§ What you need to do: Find each line with "title" and copy it.

§ Exercise materials:

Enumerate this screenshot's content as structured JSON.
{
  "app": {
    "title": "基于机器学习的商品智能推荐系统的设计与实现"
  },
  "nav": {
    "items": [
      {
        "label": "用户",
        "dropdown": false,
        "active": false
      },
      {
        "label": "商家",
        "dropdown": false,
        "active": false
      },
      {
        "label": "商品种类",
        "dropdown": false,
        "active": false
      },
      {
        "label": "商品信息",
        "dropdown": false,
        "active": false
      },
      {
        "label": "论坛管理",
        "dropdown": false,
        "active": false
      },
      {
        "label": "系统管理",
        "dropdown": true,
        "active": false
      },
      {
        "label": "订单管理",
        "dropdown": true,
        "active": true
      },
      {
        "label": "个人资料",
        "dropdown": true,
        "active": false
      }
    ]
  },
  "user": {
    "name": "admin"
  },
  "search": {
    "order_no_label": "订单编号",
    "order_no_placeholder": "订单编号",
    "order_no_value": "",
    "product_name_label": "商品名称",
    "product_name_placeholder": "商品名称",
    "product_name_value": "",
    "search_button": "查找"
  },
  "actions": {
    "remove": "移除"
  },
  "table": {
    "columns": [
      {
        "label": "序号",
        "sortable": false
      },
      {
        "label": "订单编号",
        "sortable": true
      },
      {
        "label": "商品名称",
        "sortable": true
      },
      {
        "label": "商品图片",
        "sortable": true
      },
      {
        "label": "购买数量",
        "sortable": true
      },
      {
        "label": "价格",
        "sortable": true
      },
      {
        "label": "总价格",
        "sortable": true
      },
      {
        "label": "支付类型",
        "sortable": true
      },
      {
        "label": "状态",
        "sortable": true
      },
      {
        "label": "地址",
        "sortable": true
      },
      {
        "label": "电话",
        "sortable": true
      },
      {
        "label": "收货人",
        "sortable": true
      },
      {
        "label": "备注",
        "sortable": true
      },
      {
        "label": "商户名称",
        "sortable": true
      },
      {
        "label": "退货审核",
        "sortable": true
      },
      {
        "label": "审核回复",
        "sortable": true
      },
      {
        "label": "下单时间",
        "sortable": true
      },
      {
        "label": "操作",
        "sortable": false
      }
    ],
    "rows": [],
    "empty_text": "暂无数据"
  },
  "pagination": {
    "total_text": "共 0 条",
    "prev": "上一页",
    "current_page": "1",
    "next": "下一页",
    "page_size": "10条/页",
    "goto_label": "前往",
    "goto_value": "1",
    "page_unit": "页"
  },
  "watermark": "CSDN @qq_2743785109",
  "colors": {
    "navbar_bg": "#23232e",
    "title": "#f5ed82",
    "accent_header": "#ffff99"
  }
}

§ Exercise answer:
    "title": "基于机器学习的商品智能推荐系统的设计与实现"
    "title": "#f5ed82",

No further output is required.